= Written task =
Repeat each entry in full, exactly.

[Data records]
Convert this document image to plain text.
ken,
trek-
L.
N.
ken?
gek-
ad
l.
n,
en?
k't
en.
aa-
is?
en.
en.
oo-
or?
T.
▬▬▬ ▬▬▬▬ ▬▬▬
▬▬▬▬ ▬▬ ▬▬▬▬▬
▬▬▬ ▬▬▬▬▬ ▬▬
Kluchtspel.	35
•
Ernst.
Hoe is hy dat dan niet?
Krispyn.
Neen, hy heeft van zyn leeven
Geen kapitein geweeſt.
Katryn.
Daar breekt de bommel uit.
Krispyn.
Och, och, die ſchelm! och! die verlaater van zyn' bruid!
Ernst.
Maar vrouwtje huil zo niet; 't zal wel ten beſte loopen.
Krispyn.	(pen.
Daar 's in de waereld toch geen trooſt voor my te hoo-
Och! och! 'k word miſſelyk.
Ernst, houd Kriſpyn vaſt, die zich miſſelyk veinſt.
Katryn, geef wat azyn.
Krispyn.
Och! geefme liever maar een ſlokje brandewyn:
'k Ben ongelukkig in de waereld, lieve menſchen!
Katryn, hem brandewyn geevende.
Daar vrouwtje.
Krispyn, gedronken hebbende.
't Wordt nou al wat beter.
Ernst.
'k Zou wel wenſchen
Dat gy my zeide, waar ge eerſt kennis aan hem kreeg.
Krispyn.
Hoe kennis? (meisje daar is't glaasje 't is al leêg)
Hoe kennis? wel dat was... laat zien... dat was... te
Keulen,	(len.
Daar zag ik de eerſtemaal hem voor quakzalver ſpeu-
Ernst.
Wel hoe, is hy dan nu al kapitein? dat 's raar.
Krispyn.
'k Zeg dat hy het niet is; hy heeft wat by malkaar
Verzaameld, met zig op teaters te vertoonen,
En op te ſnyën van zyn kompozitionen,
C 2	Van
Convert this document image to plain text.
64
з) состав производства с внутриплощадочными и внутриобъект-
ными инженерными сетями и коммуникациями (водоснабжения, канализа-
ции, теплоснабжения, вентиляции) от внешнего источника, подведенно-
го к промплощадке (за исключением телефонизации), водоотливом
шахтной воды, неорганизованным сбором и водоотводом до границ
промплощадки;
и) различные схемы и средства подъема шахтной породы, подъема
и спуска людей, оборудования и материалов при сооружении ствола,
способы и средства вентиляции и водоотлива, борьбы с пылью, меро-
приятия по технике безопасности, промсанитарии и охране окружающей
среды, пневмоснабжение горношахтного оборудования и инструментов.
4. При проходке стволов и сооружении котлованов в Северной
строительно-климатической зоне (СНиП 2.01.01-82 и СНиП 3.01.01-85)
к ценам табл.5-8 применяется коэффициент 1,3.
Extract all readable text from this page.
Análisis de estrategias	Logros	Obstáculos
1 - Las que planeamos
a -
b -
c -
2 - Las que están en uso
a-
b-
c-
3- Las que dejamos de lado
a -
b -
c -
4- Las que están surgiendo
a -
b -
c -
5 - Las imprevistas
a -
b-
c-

= Task answer =
Convert this document image to plain text.
ken,
trek-
L.
N.
ken?
gek-
ad
l.
n,
en?
k't
en.
aa-
is?
en.
en.
oo-
or?
T.
▬▬▬ ▬▬▬▬ ▬▬▬
▬▬▬▬ ▬▬ ▬▬▬▬▬
▬▬▬ ▬▬▬▬▬ ▬▬
Kluchtspel.	35
•
Ernst.
Hoe is hy dat dan niet?
Krispyn.
Neen, hy heeft van zyn leeven
Geen kapitein geweeſt.
Katryn.
Daar breekt de bommel uit.
Krispyn.
Och, och, die ſchelm! och! die verlaater van zyn' bruid!
Ernst.
Maar vrouwtje huil zo niet; 't zal wel ten beſte loopen.
Krispyn.	(pen.
Daar 's in de waereld toch geen trooſt voor my te hoo-
Och! och! 'k word miſſelyk.
Ernst, houd Kriſpyn vaſt, die zich miſſelyk veinſt.
Katryn, geef wat azyn.
Krispyn.
Och! geefme liever maar een ſlokje brandewyn:
'k Ben ongelukkig in de waereld, lieve menſchen!
Katryn, hem brandewyn geevende.
Daar vrouwtje.
Krispyn, gedronken hebbende.
't Wordt nou al wat beter.
Ernst.
'k Zou wel wenſchen
Dat gy my zeide, waar ge eerſt kennis aan hem kreeg.
Krispyn.
Hoe kennis? (meisje daar is't glaasje 't is al leêg)
Hoe kennis? wel dat was... laat zien... dat was... te
Keulen,	(len.
Daar zag ik de eerſtemaal hem voor quakzalver ſpeu-
Ernst.
Wel hoe, is hy dan nu al kapitein? dat 's raar.
Krispyn.
'k Zeg dat hy het niet is; hy heeft wat by malkaar
Verzaameld, met zig op teaters te vertoonen,
En op te ſnyën van zyn kompozitionen,
C 2	Van
Convert this document image to plain text.
64
з) состав производства с внутриплощадочными и внутриобъект-
ными инженерными сетями и коммуникациями (водоснабжения, канализа-
ции, теплоснабжения, вентиляции) от внешнего источника, подведенно-
го к промплощадке (за исключением телефонизации), водоотливом
шахтной воды, неорганизованным сбором и водоотводом до границ
промплощадки;
и) различные схемы и средства подъема шахтной породы, подъема
и спуска людей, оборудования и материалов при сооружении ствола,
способы и средства вентиляции и водоотлива, борьбы с пылью, меро-
приятия по технике безопасности, промсанитарии и охране окружающей
среды, пневмоснабжение горношахтного оборудования и инструментов.
4. При проходке стволов и сооружении котлованов в Северной
строительно-климатической зоне (СНиП 2.01.01-82 и СНиП 3.01.01-85)
к ценам табл.5-8 применяется коэффициент 1,3.
Extract all readable text from this page.
Análisis de estrategias	Logros	Obstáculos
1 - Las que planeamos
a -
b -
c -
2 - Las que están en uso
a-
b-
c-
3- Las que dejamos de lado
a -
b -
c -
4- Las que están surgiendo
a -
b -
c -
5 - Las imprevistas
a -
b-
c-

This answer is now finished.